WHAT YOU HAVE TO DO. In the entries below, identify every line with the string "true" and copy it.
** start **
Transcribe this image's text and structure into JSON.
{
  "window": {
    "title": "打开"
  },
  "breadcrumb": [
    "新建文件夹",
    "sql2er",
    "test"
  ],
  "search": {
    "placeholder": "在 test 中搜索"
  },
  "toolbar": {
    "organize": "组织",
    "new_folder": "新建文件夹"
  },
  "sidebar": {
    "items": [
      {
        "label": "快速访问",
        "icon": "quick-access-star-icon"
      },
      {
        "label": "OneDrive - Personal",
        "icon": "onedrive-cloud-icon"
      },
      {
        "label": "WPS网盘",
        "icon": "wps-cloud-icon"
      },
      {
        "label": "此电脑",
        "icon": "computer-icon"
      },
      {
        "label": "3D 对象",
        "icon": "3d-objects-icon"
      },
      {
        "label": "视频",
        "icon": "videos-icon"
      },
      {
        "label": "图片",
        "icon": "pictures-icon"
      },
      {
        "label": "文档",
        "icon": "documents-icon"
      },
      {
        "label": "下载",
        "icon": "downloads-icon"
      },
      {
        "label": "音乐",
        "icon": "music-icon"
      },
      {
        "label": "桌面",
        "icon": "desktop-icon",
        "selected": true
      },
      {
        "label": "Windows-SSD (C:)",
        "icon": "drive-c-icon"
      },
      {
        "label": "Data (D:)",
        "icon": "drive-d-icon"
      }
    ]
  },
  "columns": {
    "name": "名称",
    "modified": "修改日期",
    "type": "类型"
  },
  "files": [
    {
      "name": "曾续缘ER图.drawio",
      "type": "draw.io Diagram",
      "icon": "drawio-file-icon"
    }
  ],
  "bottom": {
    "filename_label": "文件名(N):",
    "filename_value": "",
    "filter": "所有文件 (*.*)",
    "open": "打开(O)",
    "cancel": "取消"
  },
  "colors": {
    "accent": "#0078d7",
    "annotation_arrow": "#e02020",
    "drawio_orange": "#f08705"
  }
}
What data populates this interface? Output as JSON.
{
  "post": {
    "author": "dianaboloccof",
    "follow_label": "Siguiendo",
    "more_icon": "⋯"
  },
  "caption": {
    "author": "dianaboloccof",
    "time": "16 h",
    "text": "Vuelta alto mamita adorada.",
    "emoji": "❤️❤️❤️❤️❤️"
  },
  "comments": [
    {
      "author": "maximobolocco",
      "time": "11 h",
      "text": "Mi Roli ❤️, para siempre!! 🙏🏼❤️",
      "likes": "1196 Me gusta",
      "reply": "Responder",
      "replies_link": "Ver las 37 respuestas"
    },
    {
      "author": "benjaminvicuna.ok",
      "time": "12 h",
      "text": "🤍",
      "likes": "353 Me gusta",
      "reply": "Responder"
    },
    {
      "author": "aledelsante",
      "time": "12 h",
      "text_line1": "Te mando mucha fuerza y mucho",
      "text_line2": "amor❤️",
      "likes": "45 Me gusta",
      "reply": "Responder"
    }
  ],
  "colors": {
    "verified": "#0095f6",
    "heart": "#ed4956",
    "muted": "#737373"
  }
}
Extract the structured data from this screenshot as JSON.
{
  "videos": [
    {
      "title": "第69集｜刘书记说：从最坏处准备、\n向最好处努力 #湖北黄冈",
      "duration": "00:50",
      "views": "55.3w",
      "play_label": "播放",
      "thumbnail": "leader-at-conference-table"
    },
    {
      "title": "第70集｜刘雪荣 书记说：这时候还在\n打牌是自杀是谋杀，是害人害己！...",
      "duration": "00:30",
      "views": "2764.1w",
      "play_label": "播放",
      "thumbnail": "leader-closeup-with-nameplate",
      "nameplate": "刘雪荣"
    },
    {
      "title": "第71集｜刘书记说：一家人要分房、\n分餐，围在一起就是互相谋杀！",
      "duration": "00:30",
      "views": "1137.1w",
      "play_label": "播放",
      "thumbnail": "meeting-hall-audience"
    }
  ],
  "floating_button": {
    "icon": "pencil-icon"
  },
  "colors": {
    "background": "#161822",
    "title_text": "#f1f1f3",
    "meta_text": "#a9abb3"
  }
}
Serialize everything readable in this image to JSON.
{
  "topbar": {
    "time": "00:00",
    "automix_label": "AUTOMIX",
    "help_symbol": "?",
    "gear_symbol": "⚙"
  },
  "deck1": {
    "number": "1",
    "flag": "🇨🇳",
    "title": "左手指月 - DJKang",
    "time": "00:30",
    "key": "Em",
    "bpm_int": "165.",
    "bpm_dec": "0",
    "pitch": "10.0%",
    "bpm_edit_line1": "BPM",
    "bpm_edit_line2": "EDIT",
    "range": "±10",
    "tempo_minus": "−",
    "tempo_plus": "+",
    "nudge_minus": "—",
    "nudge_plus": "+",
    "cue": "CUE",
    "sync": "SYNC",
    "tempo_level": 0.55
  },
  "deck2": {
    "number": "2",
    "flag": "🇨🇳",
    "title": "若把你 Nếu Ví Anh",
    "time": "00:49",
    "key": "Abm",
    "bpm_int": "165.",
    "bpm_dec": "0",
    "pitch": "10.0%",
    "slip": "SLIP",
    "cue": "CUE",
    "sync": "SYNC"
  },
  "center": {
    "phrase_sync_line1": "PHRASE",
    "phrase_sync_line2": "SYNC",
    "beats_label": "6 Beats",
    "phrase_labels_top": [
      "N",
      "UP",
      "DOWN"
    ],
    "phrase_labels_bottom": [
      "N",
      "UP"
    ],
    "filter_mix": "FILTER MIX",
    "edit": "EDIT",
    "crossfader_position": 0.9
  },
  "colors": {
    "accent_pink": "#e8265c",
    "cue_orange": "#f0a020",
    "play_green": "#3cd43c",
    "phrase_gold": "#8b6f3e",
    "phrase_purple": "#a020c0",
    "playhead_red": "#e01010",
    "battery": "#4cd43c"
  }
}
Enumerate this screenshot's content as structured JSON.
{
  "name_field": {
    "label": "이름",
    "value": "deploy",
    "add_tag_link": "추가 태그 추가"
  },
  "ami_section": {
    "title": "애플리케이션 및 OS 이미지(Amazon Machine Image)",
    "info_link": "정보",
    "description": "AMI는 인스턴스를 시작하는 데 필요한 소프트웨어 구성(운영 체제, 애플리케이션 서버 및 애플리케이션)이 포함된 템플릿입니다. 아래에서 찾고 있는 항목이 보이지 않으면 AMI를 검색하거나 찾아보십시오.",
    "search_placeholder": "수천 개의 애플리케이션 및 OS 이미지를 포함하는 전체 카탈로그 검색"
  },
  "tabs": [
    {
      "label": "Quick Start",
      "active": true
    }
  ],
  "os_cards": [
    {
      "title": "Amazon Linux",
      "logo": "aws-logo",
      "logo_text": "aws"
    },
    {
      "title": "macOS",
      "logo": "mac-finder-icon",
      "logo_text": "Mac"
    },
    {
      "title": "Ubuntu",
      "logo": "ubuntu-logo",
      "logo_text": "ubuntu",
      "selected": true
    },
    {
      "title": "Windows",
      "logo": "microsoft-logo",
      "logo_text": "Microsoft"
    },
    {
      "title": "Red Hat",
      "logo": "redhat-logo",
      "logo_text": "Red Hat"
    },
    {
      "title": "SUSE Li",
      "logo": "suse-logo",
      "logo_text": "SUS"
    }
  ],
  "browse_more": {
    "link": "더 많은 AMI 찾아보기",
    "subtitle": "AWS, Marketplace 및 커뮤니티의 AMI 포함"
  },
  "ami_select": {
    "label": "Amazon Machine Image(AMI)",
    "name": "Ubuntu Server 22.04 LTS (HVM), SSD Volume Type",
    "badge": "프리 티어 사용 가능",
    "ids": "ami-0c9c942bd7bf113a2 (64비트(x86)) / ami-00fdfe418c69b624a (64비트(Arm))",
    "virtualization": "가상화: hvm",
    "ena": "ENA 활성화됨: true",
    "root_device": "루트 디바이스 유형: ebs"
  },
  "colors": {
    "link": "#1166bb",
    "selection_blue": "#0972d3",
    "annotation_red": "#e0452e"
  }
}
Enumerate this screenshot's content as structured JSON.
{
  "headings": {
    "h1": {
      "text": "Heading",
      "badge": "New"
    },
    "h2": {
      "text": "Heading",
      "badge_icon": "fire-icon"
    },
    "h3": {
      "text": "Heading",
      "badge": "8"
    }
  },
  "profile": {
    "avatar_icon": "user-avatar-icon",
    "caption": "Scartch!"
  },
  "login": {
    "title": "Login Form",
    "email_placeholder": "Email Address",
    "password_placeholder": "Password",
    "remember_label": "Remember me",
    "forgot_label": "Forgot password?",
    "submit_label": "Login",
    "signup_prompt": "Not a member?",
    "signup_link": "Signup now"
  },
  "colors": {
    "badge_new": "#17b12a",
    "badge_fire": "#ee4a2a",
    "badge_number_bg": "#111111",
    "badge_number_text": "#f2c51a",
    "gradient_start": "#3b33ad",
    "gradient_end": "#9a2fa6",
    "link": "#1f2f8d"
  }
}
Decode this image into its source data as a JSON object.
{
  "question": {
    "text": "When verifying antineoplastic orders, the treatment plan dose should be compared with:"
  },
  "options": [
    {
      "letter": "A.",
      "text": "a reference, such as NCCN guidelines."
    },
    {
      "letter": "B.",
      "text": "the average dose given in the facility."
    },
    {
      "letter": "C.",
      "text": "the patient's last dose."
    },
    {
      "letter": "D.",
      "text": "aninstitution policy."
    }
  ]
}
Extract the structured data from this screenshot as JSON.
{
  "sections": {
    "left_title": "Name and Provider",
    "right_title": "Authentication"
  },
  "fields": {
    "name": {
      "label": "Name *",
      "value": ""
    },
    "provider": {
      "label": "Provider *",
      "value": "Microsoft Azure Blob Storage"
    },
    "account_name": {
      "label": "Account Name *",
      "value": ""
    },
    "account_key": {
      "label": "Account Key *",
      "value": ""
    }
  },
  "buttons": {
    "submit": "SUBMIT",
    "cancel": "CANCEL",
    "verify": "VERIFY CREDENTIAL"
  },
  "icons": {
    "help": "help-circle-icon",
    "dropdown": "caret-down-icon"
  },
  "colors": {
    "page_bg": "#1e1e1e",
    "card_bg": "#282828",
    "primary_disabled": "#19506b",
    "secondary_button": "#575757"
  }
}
** end **
EXERCISE ANSWER.
        "selected": true
      "active": true
      "selected": true
    "ena": "ENA 활성화됨: true",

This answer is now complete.